Records from a data collection:

>> begin

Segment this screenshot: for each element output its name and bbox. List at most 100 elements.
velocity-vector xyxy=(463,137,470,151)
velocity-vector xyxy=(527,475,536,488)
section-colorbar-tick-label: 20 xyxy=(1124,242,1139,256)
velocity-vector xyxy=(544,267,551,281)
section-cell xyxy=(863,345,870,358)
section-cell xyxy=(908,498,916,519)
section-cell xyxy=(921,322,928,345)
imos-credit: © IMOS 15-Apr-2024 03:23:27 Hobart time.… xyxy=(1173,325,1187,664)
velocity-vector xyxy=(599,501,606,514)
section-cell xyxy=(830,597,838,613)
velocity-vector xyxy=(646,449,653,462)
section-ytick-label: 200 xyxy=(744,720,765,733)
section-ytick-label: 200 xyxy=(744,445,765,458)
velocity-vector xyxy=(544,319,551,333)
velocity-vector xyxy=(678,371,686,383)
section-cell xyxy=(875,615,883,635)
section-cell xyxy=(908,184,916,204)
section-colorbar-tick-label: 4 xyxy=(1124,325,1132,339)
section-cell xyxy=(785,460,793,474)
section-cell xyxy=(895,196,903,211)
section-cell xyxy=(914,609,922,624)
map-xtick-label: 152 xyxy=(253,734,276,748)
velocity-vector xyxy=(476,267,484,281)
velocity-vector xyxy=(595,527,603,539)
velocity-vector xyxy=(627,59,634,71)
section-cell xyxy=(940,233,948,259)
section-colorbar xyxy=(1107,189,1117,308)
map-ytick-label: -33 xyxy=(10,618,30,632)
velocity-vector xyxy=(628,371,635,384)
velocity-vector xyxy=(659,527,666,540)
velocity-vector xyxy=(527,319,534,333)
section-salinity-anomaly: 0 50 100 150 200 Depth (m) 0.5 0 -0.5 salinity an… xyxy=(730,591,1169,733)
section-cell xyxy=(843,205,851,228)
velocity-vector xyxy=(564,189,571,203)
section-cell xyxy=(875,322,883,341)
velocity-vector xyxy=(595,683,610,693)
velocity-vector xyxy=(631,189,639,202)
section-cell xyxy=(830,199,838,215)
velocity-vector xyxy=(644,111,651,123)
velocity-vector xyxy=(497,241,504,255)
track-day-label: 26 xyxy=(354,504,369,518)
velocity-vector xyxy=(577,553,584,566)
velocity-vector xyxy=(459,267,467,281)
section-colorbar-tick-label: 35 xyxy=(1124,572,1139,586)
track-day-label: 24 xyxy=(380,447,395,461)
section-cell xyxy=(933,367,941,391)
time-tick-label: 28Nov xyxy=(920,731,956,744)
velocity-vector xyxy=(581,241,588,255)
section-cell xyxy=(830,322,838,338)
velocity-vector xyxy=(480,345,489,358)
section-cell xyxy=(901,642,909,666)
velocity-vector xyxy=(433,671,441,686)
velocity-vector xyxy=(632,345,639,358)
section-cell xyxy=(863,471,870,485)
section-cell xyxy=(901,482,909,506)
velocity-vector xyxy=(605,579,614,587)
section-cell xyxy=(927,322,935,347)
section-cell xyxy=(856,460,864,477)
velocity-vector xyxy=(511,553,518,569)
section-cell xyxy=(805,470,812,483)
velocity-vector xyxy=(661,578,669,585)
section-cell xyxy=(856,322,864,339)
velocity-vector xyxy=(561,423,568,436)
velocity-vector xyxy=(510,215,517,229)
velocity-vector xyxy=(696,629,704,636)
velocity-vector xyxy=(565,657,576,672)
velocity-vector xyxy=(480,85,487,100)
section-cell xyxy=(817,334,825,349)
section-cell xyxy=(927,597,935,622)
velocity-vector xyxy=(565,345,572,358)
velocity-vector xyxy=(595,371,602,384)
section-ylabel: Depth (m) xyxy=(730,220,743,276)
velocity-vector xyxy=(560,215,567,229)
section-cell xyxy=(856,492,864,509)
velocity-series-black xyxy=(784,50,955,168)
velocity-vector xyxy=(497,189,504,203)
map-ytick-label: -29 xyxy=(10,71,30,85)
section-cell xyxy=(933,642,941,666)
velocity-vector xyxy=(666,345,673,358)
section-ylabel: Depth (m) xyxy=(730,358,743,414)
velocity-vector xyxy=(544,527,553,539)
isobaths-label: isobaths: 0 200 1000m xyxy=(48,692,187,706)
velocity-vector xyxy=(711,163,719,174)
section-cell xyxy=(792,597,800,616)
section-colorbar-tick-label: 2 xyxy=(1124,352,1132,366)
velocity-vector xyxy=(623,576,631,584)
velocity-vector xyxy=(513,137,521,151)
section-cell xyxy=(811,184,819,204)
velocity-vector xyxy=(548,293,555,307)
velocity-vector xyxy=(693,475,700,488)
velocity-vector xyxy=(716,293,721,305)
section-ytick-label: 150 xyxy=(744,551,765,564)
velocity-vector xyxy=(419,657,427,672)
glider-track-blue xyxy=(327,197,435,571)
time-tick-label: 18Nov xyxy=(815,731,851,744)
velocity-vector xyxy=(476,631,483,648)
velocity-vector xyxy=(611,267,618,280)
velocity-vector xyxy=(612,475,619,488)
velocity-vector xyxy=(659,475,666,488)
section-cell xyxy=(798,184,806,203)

>> end

Problem description: Update all the items above by replacing each "velocity-vector" with "current-arrow". Leave everything else unchanged.

Solution to the problem:
Segment this screenshot: for each element output its name and bbox. List at most 100 elements.
current-arrow xyxy=(463,137,470,151)
current-arrow xyxy=(527,475,536,488)
section-colorbar-tick-label: 20 xyxy=(1124,242,1139,256)
current-arrow xyxy=(544,267,551,281)
section-cell xyxy=(863,345,870,358)
section-cell xyxy=(908,498,916,519)
section-cell xyxy=(921,322,928,345)
imos-credit: © IMOS 15-Apr-2024 03:23:27 Hobart time.… xyxy=(1173,325,1187,664)
current-arrow xyxy=(599,501,606,514)
section-cell xyxy=(830,597,838,613)
current-arrow xyxy=(646,449,653,462)
section-ytick-label: 200 xyxy=(744,720,765,733)
section-ytick-label: 200 xyxy=(744,445,765,458)
current-arrow xyxy=(544,319,551,333)
current-arrow xyxy=(678,371,686,383)
section-cell xyxy=(875,615,883,635)
section-cell xyxy=(908,184,916,204)
section-colorbar-tick-label: 4 xyxy=(1124,325,1132,339)
section-cell xyxy=(785,460,793,474)
section-cell xyxy=(895,196,903,211)
section-cell xyxy=(914,609,922,624)
map-xtick-label: 152 xyxy=(253,734,276,748)
current-arrow xyxy=(476,267,484,281)
current-arrow xyxy=(595,527,603,539)
current-arrow xyxy=(627,59,634,71)
section-cell xyxy=(940,233,948,259)
section-colorbar xyxy=(1107,189,1117,308)
map-ytick-label: -33 xyxy=(10,618,30,632)
current-arrow xyxy=(628,371,635,384)
current-arrow xyxy=(659,527,666,540)
current-arrow xyxy=(527,319,534,333)
section-salinity-anomaly: 0 50 100 150 200 Depth (m) 0.5 0 -0.5 salinity an… xyxy=(730,591,1169,733)
section-cell xyxy=(843,205,851,228)
current-arrow xyxy=(564,189,571,203)
section-cell xyxy=(875,322,883,341)
current-arrow xyxy=(595,683,610,693)
current-arrow xyxy=(631,189,639,202)
section-cell xyxy=(830,199,838,215)
current-arrow xyxy=(644,111,651,123)
current-arrow xyxy=(497,241,504,255)
track-day-label: 26 xyxy=(354,504,369,518)
current-arrow xyxy=(577,553,584,566)
current-arrow xyxy=(459,267,467,281)
section-colorbar-tick-label: 35 xyxy=(1124,572,1139,586)
track-day-label: 24 xyxy=(380,447,395,461)
section-cell xyxy=(933,367,941,391)
time-tick-label: 28Nov xyxy=(920,731,956,744)
current-arrow xyxy=(581,241,588,255)
section-cell xyxy=(830,322,838,338)
current-arrow xyxy=(480,345,489,358)
section-cell xyxy=(901,642,909,666)
current-arrow xyxy=(433,671,441,686)
current-arrow xyxy=(632,345,639,358)
section-cell xyxy=(863,471,870,485)
section-cell xyxy=(901,482,909,506)
current-arrow xyxy=(605,579,614,587)
section-cell xyxy=(927,322,935,347)
section-cell xyxy=(856,460,864,477)
current-arrow xyxy=(511,553,518,569)
section-cell xyxy=(805,470,812,483)
current-arrow xyxy=(661,578,669,585)
section-cell xyxy=(856,322,864,339)
current-arrow xyxy=(561,423,568,436)
current-arrow xyxy=(510,215,517,229)
current-arrow xyxy=(696,629,704,636)
current-arrow xyxy=(565,657,576,672)
current-arrow xyxy=(480,85,487,100)
section-cell xyxy=(817,334,825,349)
section-cell xyxy=(927,597,935,622)
current-arrow xyxy=(565,345,572,358)
current-arrow xyxy=(595,371,602,384)
section-ylabel: Depth (m) xyxy=(730,220,743,276)
current-arrow xyxy=(560,215,567,229)
section-cell xyxy=(856,492,864,509)
velocity-series-black xyxy=(784,50,955,168)
current-arrow xyxy=(497,189,504,203)
map-ytick-label: -29 xyxy=(10,71,30,85)
section-cell xyxy=(933,642,941,666)
current-arrow xyxy=(666,345,673,358)
section-ylabel: Depth (m) xyxy=(730,358,743,414)
current-arrow xyxy=(544,527,553,539)
isobaths-label: isobaths: 0 200 1000m xyxy=(48,692,187,706)
current-arrow xyxy=(711,163,719,174)
section-cell xyxy=(792,597,800,616)
section-colorbar-tick-label: 2 xyxy=(1124,352,1132,366)
current-arrow xyxy=(623,576,631,584)
current-arrow xyxy=(513,137,521,151)
section-cell xyxy=(811,184,819,204)
current-arrow xyxy=(548,293,555,307)
current-arrow xyxy=(693,475,700,488)
current-arrow xyxy=(716,293,721,305)
section-ytick-label: 150 xyxy=(744,551,765,564)
current-arrow xyxy=(419,657,427,672)
glider-track-blue xyxy=(327,197,435,571)
time-tick-label: 18Nov xyxy=(815,731,851,744)
current-arrow xyxy=(476,631,483,648)
current-arrow xyxy=(611,267,618,280)
current-arrow xyxy=(612,475,619,488)
current-arrow xyxy=(659,475,666,488)
section-cell xyxy=(798,184,806,203)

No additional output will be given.